[START OF PAGE]

Problems And Protection When Working With Cement, Concrete And Plaster
For me, this past weekend with the plunging temperatures, snow and ice, I have absolutely needed to don the thickest and woolliest of gloves and even then, I’ve felt cold. Goalkeepers slip on the gloves for practical reasons too, in the hope they can obstruct that ball, though not always with great success; who can forget some England howlers over the years, sorry David! Then there are those gloves that are style over substance, Mickey Mouse for example; for starters white gloves will never be the most practical of colours (certainly not in our workshop anyway!) and those somewhat oversized hands are probably a nightmare to buy gloves for, bless him! How about the legendary MJ gloves, don’t we wish we had some of those sparkly gloves in our workshop…very jazzy! Moving on to more important things; this week we’re focusing particularly on gloves as part of our Toolbox Talk on cement, concrete and plaster.
Dermatitis is a very common problem within the construction industry when working with materials such as cement and the skin condition can be incredibly painful and debilitating. It is important to assess new worker’s skin before they start work to enable continued monitoring and awareness of the signs of dermatitis as well as finding out of any existing skin conditions or allergy problems. Sadly, severe dermatitis can cause workers to become unable to work and even being forced to change career as well as have impacts on social life sometimes due to the embarrassment of the conditions as well as inability to participate in sports activities etc. The 4 main skin conditions to look out for are:
-Dry skin: Cement absorbs moisture consequently causing very dry skin alongside redness and itching
-Irritant contact dermatitis (ICD): The alkaline content of cement and the abrasiveness of the mixture can cause pain, itching, blisters, scabs, swelling and redness which can be a short term or chronic problem
-Allergic contact dermatitis: Some people have an allergic reaction to the chemicals in the cement (mainly a chemical called hexavalent chromium) which is incurable. Manufacturers add an ingredient to lower the hexavalent chromium levels to reduce the risks for users but this ingredient does have a limited shelf life so it is important to rotate your cement stock.
-Cement burns: If cement is left on the skin long enough it can burn the skin. You may not feel the injury straight away but it will look very similar to a burn from a flame and can include blisters, hardened skin, discoloured (black or green) skin. Burns can develop very quickly if trapped next to the skin (for example if you have not properly cleaned your hands before putting on gloves) and could even advance to needing a skin graft or even the severity of limb amputation.

[END OF PAGE]

## SHORT PROBLEM
In the safety page on cement, concrete and plaster, which chemical is named as the main cause of the allergic reaction some people have to cement?

[START OF DATA EXCERPTS]

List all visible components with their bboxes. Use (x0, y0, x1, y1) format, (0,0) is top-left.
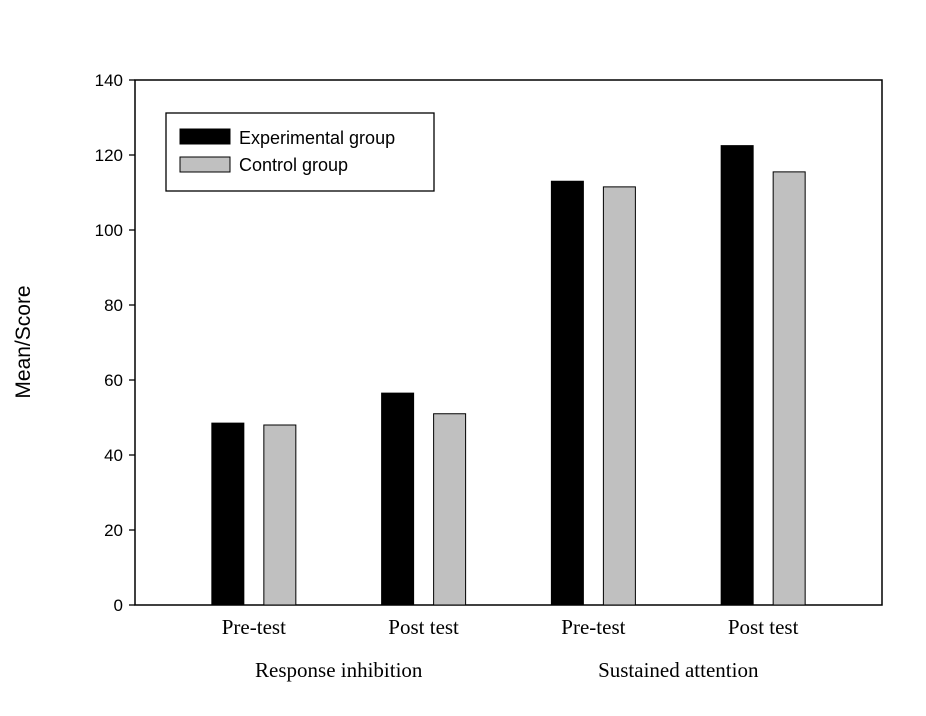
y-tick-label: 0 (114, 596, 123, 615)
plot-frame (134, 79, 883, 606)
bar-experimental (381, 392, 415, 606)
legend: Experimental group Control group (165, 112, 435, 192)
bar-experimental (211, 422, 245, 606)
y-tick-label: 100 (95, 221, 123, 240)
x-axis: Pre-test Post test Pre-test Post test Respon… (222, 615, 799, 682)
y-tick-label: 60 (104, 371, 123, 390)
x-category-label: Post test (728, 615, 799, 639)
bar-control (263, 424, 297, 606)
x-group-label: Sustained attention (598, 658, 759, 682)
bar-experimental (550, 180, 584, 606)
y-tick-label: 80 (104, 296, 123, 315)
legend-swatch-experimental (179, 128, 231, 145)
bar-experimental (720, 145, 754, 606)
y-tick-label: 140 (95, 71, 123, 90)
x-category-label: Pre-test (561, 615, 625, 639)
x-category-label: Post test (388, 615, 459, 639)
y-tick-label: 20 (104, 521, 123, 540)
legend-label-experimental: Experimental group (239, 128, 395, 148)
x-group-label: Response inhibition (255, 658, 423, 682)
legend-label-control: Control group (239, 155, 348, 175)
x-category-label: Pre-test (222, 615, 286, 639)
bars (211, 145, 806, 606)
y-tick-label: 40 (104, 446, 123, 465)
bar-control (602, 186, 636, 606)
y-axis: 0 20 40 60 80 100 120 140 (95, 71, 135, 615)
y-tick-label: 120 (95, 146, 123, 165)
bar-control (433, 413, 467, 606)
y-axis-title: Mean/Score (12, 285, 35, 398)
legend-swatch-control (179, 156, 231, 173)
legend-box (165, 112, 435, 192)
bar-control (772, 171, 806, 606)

[END OF DATA EXCERPTS]
[START OF DATA EXCERPTS]

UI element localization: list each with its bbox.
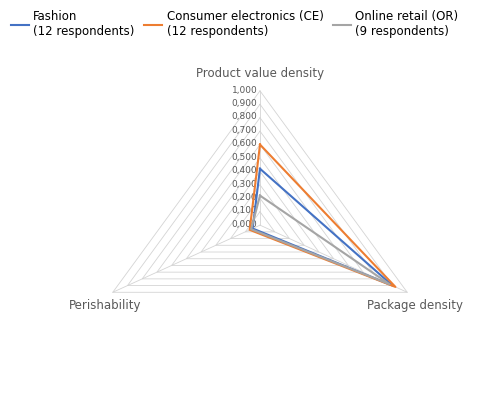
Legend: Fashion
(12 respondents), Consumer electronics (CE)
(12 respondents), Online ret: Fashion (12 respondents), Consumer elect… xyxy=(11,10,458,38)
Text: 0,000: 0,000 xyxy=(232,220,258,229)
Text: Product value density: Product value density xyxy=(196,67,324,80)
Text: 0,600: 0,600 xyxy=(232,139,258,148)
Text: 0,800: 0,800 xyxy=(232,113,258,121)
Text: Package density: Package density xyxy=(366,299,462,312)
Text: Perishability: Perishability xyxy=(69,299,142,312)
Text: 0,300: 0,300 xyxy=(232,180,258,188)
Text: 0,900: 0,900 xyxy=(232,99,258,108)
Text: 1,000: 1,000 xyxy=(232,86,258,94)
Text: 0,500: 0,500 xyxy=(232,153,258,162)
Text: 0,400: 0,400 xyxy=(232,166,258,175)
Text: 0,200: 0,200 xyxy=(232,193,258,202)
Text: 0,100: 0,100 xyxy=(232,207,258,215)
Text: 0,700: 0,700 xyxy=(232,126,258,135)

[END OF DATA EXCERPTS]

## OUTPUT FOR THIS EXERCISE
Hexavalent chromium.